> [Supplied records]:

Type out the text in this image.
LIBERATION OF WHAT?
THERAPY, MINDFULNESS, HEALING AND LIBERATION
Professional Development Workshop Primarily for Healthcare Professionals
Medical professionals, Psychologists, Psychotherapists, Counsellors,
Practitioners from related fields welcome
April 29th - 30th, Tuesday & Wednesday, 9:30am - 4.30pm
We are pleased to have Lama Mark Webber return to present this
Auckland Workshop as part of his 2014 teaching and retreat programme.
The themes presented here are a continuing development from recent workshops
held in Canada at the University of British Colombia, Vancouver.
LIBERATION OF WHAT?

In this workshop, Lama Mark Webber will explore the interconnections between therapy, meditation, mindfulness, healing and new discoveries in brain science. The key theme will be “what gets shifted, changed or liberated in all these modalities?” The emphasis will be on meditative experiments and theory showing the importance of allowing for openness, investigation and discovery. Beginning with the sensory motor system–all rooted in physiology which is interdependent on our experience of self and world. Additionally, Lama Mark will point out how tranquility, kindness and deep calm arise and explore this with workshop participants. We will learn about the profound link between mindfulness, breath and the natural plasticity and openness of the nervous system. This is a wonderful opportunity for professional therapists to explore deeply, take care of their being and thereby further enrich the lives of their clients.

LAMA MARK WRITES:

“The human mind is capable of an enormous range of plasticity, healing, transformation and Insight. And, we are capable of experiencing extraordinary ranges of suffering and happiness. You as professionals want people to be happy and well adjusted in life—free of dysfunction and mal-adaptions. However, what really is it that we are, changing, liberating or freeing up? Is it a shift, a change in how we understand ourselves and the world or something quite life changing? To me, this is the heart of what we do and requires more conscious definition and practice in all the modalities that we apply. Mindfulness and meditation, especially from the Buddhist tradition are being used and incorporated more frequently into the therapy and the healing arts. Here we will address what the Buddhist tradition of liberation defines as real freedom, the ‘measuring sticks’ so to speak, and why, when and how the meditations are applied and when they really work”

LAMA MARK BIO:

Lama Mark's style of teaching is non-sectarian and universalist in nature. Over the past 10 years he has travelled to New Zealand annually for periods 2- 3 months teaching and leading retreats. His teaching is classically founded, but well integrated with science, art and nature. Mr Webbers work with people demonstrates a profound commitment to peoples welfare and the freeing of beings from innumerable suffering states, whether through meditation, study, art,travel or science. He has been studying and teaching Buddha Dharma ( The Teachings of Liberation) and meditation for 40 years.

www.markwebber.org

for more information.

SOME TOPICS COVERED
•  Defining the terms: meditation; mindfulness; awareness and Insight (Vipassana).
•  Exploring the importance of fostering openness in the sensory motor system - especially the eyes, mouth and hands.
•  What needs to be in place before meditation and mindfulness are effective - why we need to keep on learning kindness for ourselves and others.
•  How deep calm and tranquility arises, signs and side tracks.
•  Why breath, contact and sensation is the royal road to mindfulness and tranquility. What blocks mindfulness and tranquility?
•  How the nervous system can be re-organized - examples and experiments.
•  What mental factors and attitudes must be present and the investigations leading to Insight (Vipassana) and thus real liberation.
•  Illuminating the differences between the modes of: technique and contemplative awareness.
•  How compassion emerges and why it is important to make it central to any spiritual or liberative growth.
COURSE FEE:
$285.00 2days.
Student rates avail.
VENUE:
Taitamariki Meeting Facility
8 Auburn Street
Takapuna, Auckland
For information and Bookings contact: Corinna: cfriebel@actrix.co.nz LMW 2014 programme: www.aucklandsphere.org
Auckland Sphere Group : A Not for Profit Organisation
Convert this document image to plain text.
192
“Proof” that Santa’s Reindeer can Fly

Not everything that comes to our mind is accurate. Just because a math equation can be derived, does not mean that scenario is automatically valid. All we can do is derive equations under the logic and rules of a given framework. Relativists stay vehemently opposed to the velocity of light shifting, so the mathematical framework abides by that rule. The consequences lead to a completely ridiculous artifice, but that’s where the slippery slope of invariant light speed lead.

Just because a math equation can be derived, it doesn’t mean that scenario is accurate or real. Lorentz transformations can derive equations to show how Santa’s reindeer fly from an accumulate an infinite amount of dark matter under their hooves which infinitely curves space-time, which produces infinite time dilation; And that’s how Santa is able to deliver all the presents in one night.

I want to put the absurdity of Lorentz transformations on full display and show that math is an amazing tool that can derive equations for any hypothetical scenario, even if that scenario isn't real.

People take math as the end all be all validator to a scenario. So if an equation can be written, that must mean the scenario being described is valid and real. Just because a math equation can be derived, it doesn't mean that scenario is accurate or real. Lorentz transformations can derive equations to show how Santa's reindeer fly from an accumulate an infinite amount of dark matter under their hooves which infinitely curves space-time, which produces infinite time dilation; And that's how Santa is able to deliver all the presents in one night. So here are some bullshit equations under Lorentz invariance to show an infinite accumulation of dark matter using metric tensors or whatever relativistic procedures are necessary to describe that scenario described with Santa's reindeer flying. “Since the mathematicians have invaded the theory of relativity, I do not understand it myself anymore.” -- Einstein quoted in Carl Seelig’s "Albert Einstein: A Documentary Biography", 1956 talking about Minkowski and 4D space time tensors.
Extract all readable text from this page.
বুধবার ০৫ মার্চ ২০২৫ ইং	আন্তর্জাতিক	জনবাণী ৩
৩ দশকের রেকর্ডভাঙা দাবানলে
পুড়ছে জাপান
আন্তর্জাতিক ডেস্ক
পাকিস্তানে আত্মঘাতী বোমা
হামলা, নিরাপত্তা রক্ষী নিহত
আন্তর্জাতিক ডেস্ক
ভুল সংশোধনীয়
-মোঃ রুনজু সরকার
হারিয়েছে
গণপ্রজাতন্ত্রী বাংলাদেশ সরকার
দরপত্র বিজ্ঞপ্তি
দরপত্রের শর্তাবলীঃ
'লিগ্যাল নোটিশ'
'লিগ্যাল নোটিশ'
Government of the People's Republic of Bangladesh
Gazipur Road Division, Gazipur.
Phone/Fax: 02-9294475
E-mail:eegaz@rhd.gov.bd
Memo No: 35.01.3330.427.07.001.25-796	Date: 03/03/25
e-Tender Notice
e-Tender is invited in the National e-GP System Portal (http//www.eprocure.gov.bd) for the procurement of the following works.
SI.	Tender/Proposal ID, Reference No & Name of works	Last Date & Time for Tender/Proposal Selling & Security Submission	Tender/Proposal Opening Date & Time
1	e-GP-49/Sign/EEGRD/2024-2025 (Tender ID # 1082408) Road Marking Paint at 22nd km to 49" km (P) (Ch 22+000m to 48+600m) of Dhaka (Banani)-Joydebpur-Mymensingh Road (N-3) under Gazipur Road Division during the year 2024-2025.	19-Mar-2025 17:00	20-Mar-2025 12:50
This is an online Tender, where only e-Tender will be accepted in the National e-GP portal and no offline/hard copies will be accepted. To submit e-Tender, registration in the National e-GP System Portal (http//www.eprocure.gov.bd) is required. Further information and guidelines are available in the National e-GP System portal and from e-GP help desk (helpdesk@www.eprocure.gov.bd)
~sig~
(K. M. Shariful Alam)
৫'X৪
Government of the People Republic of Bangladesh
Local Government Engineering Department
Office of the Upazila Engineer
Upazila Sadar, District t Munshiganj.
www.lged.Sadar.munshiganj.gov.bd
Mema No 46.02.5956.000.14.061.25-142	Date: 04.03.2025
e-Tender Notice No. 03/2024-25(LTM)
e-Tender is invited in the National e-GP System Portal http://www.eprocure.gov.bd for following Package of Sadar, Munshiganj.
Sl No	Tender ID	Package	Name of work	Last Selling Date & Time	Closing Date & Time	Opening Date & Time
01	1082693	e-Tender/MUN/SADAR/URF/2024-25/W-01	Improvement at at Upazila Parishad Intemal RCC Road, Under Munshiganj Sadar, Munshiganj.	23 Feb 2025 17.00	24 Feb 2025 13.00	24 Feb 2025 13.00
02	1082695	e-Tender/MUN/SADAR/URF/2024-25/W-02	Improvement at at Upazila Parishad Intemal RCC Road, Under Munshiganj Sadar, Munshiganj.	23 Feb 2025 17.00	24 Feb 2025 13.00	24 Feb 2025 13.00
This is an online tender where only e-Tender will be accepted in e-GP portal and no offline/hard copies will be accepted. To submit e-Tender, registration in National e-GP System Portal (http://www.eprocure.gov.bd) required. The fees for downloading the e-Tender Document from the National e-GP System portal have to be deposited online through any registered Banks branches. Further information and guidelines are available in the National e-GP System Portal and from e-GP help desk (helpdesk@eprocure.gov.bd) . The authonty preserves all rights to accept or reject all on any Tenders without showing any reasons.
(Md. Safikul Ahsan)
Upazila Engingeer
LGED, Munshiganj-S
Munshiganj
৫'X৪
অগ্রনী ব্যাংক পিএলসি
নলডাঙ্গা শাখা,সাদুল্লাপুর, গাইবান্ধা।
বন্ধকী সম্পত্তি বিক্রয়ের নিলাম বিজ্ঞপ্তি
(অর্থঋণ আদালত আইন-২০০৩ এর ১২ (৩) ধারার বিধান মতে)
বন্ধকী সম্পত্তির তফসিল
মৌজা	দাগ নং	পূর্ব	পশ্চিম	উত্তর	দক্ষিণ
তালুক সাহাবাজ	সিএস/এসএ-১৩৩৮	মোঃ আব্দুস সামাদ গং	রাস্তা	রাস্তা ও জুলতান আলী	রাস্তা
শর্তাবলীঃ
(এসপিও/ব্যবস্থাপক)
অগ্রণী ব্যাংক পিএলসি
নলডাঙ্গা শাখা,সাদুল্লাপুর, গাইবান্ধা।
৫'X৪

> [Instructions for the task]:
Tally the lines above containing "programme". Answer with the count only.

> [Result for this task]:
2